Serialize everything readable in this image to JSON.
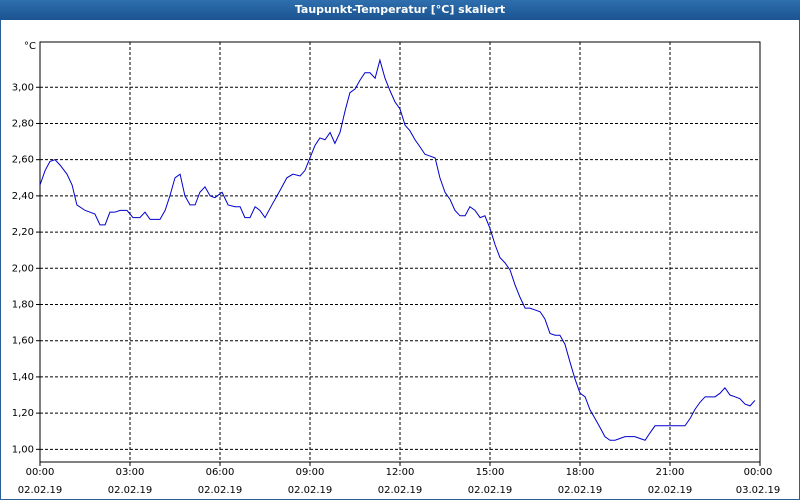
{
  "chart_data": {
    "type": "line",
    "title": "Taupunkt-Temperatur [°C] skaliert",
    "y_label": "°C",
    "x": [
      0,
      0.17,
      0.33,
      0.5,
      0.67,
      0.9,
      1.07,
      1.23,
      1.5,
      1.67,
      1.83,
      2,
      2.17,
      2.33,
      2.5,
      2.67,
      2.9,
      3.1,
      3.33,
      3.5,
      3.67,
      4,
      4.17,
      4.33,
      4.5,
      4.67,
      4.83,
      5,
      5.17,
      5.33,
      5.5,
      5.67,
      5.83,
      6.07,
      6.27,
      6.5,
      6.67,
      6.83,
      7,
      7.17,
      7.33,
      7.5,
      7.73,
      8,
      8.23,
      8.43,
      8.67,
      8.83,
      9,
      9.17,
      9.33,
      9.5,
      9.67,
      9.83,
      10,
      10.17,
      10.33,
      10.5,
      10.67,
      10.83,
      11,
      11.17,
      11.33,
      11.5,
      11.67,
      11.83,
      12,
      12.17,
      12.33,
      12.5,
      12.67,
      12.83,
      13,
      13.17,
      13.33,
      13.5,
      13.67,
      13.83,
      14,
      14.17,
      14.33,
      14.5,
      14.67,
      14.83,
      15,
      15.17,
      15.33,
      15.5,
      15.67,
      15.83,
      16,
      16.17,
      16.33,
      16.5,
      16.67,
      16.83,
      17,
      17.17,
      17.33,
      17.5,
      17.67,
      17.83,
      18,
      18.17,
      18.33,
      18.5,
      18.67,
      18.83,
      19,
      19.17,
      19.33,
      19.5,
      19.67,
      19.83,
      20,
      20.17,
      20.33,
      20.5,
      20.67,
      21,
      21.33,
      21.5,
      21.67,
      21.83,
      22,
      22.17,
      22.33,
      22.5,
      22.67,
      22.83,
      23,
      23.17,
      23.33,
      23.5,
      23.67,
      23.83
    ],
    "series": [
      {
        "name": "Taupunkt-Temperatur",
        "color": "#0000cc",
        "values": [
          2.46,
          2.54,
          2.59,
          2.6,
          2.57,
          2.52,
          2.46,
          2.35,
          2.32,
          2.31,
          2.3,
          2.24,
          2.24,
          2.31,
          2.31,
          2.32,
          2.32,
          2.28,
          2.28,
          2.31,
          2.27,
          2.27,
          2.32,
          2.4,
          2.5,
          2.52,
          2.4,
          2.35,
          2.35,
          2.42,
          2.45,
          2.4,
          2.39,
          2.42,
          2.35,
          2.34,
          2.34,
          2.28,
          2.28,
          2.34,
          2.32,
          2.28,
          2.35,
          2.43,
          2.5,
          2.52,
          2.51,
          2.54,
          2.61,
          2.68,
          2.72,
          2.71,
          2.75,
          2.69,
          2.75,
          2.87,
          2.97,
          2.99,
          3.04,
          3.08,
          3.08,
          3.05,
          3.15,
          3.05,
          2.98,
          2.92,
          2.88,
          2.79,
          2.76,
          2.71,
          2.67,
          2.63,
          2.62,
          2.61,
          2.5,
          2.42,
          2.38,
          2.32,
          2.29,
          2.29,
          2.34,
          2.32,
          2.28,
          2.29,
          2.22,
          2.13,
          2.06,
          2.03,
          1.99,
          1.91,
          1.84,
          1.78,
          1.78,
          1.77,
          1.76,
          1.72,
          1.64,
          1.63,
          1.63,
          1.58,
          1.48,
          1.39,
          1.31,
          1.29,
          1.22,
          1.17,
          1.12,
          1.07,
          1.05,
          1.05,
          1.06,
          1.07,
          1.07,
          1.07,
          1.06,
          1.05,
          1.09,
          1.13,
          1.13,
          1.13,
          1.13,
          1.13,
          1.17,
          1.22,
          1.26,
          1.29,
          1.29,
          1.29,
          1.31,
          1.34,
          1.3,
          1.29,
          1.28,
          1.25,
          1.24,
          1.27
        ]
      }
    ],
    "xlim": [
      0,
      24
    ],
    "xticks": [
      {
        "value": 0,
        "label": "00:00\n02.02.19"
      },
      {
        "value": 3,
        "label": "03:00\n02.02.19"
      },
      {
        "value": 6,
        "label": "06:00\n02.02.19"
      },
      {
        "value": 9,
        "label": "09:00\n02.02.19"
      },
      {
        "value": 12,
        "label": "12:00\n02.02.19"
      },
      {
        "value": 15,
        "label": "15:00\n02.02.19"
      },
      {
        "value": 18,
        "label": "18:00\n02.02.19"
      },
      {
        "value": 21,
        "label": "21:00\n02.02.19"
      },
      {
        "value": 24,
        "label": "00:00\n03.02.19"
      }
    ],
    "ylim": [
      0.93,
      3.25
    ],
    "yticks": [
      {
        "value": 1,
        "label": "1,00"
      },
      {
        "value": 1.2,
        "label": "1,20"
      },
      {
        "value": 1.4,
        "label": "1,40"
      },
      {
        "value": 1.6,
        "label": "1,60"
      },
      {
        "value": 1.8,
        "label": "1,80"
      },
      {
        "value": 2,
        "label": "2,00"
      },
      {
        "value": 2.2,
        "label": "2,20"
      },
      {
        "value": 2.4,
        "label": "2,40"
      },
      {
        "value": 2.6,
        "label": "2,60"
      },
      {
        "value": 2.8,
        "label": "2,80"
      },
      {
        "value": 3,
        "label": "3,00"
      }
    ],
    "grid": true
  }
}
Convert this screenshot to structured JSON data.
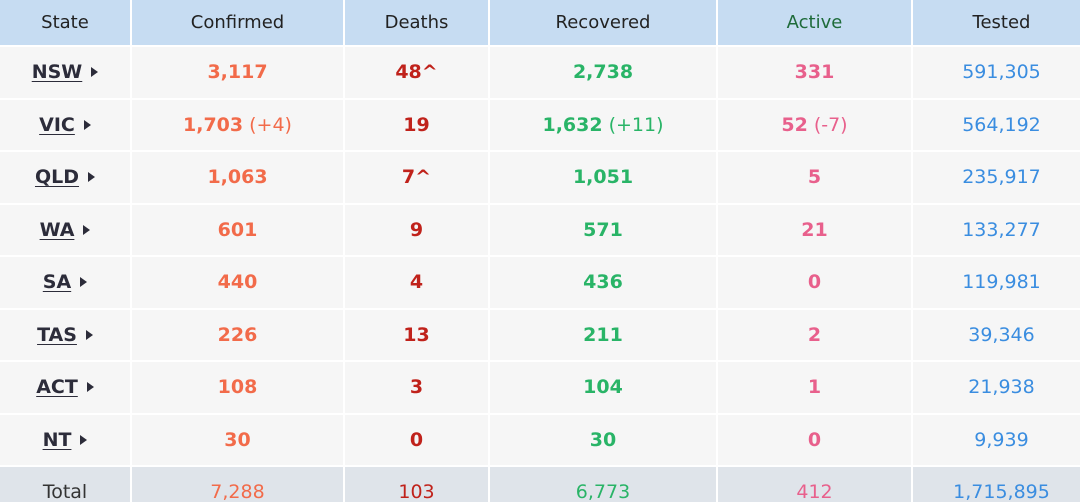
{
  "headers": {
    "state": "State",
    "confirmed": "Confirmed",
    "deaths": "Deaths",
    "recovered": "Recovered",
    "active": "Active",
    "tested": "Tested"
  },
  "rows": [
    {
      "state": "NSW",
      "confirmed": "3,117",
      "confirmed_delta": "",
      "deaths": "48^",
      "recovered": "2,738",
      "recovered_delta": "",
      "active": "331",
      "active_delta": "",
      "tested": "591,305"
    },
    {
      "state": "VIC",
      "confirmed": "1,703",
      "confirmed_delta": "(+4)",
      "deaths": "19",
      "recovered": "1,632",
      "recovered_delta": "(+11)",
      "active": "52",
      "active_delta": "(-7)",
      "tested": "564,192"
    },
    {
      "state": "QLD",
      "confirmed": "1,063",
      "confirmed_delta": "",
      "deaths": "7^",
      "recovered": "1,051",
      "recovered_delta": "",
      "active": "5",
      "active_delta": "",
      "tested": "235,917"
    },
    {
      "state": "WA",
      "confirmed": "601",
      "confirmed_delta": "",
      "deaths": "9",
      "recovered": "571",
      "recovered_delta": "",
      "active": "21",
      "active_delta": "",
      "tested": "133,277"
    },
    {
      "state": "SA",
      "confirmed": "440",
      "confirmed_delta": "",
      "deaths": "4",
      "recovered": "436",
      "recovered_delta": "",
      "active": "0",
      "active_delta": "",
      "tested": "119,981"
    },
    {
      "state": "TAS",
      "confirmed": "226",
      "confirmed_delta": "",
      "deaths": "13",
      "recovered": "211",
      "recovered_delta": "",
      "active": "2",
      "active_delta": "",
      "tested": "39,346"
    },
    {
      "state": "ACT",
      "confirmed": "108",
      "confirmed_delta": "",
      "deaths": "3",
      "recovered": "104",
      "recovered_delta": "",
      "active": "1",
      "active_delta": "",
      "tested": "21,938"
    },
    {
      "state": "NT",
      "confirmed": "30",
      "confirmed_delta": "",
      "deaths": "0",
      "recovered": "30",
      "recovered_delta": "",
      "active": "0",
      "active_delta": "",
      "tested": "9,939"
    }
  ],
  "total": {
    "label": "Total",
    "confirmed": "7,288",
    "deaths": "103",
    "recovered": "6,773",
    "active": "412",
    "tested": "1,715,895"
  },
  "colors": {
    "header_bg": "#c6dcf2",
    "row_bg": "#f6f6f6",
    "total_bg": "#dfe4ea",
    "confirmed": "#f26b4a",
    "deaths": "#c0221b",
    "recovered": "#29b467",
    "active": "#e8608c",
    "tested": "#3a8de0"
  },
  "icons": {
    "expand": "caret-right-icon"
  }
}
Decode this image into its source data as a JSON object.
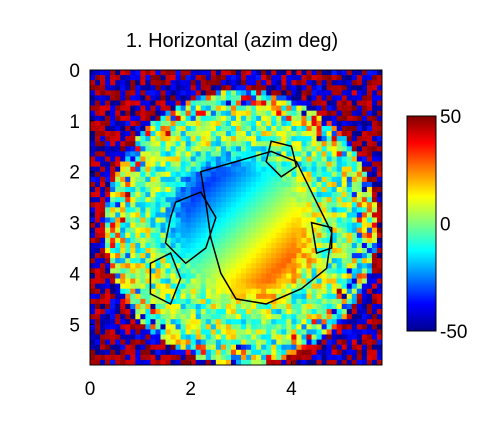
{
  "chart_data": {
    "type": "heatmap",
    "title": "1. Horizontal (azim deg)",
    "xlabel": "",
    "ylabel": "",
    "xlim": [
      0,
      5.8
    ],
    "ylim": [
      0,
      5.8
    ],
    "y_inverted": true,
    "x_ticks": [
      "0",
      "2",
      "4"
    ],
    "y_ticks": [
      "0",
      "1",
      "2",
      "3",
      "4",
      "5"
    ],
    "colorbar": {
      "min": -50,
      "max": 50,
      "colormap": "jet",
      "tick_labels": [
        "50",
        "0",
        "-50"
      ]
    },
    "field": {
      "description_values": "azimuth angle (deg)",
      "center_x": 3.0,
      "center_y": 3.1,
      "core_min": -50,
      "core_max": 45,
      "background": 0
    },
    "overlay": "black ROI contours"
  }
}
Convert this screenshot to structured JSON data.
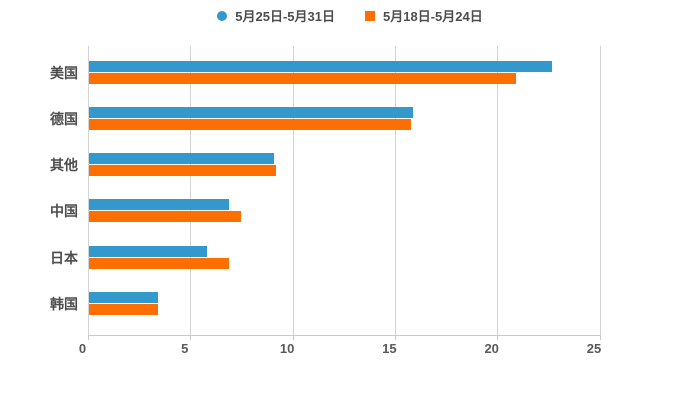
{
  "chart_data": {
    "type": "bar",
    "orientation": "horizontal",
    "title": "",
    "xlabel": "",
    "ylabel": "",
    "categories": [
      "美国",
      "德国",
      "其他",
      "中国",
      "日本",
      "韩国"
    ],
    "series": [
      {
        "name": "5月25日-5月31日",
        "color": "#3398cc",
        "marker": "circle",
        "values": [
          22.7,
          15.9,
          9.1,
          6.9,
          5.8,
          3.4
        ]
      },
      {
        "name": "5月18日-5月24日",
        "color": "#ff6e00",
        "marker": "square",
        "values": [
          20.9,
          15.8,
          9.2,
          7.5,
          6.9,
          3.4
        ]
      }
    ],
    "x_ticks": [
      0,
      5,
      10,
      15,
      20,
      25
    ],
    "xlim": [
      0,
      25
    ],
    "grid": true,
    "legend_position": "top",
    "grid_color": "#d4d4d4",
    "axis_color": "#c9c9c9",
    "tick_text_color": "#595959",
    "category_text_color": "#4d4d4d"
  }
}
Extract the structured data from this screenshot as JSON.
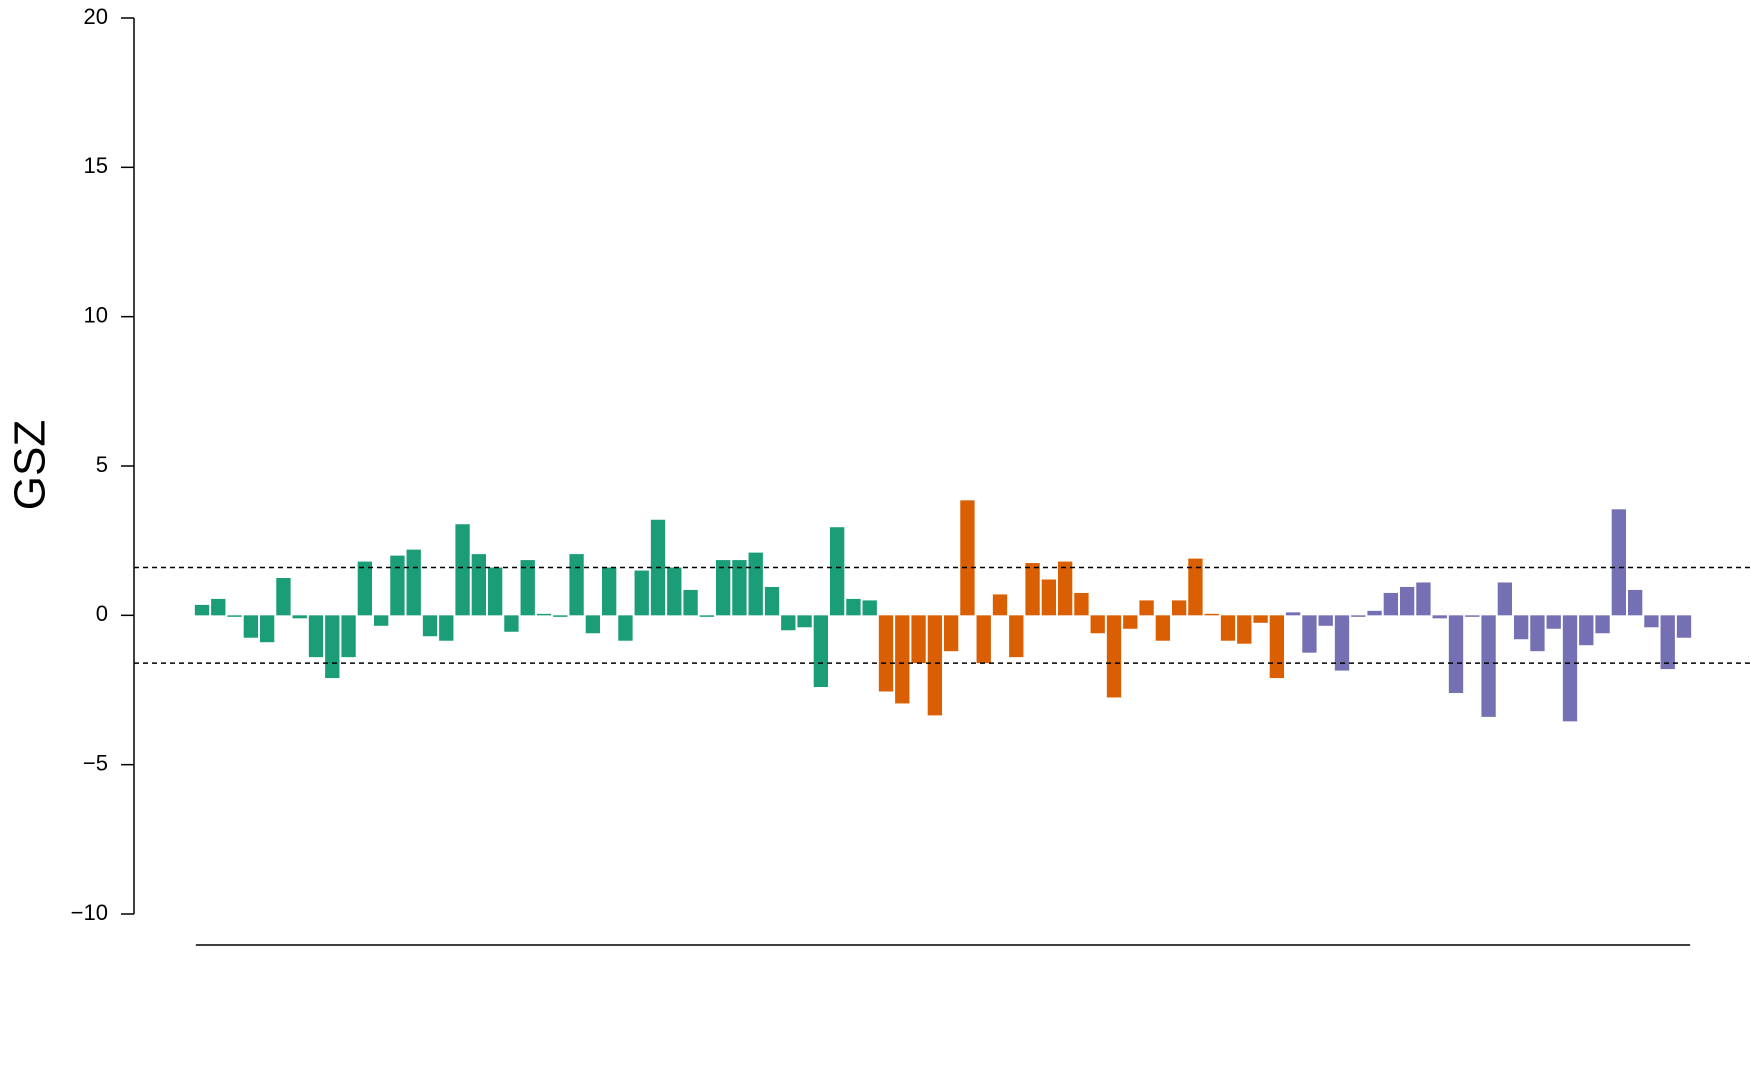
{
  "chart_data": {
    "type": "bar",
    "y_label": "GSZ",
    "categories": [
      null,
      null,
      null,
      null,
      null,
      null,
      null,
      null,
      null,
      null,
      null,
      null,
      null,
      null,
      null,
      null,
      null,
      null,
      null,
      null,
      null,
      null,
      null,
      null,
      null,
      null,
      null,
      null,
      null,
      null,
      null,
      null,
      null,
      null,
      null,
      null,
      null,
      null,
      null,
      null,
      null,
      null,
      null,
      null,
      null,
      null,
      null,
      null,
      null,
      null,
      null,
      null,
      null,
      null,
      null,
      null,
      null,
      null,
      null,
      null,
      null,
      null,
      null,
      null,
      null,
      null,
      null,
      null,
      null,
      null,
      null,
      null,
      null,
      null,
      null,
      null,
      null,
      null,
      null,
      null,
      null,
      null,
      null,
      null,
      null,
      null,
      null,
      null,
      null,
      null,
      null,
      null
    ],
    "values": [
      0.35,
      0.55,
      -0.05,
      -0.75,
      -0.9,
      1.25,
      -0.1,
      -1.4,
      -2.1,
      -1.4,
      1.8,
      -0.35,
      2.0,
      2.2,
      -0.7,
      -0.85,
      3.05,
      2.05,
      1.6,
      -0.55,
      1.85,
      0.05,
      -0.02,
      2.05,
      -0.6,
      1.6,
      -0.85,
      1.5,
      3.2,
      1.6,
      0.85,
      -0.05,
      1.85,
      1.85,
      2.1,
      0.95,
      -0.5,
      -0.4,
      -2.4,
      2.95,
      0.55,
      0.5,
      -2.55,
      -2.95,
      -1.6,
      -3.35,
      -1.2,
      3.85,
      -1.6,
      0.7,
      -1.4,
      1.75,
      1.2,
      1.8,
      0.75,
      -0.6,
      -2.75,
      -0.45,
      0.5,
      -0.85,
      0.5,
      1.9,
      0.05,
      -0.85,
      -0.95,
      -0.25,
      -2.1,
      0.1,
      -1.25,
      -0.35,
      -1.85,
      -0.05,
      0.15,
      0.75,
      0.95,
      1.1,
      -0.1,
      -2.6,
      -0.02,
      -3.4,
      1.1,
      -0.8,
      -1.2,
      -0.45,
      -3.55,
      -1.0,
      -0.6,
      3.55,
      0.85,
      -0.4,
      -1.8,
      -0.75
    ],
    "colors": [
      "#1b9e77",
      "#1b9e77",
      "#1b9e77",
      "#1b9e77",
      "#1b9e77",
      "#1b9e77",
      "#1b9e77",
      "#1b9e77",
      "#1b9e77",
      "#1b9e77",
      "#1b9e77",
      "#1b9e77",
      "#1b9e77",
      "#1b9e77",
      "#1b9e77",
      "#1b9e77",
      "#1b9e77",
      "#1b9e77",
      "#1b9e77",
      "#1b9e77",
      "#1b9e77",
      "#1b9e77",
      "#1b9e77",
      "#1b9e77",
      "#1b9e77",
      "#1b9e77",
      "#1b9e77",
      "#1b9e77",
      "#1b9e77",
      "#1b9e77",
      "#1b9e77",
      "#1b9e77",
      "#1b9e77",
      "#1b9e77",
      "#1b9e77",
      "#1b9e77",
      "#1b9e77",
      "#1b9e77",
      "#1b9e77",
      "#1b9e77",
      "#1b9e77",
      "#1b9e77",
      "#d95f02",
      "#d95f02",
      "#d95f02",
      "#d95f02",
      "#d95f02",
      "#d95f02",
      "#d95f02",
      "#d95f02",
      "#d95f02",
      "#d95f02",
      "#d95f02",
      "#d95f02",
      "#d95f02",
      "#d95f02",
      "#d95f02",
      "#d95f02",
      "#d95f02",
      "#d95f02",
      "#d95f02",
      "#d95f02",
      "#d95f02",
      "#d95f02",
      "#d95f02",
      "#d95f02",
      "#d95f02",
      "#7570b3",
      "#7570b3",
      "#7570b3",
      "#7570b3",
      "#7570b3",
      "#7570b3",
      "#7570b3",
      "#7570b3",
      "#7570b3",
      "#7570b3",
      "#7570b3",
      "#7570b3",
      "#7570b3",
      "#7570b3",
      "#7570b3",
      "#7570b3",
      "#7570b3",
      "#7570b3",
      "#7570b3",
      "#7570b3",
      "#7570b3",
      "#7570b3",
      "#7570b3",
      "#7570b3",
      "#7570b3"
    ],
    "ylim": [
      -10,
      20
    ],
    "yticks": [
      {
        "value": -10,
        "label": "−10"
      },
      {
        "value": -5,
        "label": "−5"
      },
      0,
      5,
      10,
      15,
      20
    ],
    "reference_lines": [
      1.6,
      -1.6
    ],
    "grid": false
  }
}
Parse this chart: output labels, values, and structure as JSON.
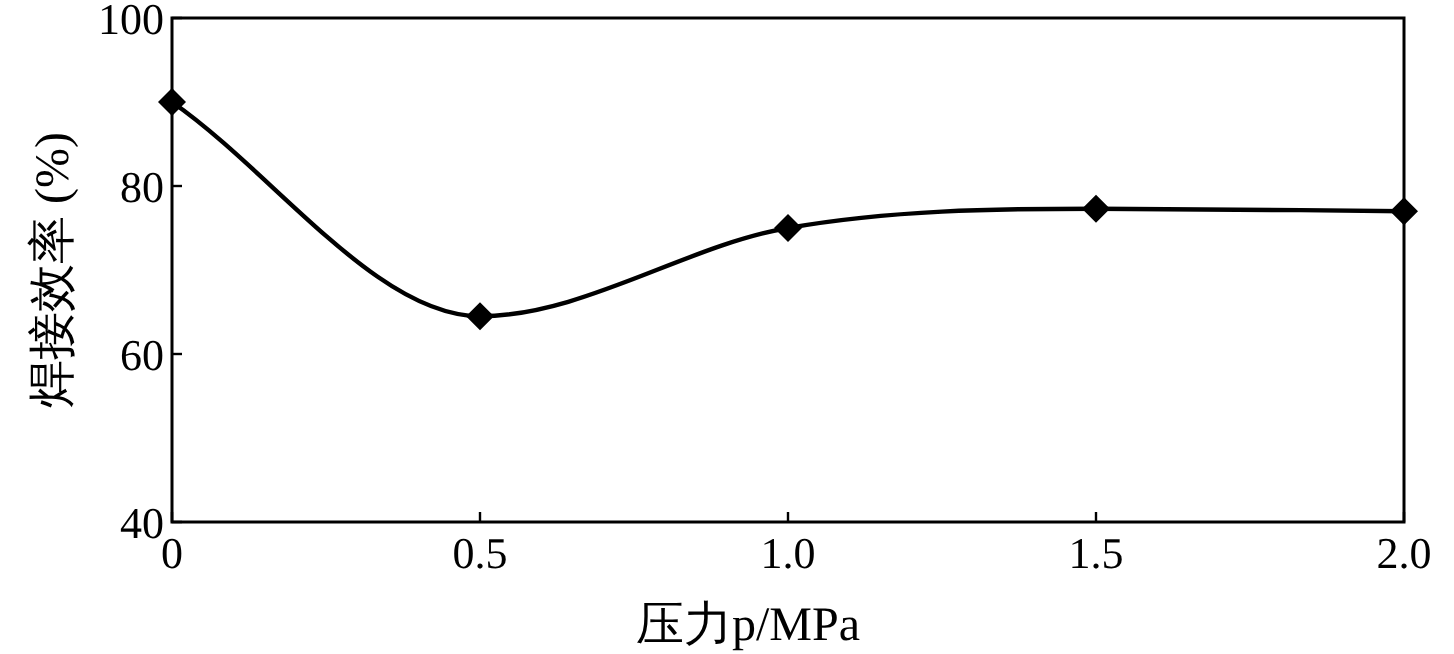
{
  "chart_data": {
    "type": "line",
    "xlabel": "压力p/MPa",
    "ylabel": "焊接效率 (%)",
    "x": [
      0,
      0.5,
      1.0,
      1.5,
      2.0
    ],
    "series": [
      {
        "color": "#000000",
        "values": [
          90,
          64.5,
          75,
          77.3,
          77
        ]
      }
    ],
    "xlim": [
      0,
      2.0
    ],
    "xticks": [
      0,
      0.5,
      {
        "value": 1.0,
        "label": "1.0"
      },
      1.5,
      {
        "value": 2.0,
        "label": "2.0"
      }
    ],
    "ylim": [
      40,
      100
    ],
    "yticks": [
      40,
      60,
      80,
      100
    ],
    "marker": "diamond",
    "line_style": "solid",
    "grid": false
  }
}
• • • • •
**THE PROBLEM**
Collect each line above holding the string "title".

**TASK RESULT**
    "title": "Taupunkt-Temperatur [°C] skaliert",
    "title": "1. Horizontal (azim deg)",
    "title": "",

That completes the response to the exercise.